What you will do → Pull every line containing "name" out of the material below.

Entries provided →

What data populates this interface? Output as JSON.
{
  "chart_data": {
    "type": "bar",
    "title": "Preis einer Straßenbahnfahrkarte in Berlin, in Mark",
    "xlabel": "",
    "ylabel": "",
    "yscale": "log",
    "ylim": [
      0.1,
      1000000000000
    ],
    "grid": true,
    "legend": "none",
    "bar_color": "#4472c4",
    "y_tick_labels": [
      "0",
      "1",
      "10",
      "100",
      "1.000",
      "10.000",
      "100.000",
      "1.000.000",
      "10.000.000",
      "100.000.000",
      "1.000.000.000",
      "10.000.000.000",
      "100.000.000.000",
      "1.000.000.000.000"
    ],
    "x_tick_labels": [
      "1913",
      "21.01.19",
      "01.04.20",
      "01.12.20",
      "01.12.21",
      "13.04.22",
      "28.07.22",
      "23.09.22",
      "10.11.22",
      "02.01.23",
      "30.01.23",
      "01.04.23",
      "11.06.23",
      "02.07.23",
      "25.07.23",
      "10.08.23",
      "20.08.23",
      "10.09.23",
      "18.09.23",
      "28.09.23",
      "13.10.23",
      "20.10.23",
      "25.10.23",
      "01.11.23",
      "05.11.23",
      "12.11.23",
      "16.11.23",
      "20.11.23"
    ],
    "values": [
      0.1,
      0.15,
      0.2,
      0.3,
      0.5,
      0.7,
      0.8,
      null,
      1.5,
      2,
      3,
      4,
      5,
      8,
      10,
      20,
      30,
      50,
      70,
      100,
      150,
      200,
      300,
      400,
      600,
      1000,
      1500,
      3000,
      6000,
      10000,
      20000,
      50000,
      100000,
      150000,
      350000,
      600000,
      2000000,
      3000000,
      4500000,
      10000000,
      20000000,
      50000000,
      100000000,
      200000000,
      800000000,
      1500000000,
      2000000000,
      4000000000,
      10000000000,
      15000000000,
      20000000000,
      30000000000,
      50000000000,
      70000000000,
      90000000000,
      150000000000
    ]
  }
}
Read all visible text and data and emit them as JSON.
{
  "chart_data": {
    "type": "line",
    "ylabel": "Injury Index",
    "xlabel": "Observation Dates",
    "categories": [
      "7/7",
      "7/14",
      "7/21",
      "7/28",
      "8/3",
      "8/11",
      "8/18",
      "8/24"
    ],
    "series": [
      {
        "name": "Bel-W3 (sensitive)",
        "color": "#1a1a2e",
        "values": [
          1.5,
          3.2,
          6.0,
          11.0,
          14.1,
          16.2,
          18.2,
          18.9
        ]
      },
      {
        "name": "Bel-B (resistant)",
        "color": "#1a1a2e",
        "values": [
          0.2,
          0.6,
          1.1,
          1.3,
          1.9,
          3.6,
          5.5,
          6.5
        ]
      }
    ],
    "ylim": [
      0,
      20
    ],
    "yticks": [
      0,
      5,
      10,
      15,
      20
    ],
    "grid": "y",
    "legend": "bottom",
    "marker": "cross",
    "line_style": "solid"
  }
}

Response to the exercise →
        "name": "Bel-W3 (sensitive)",
        "name": "Bel-B (resistant)",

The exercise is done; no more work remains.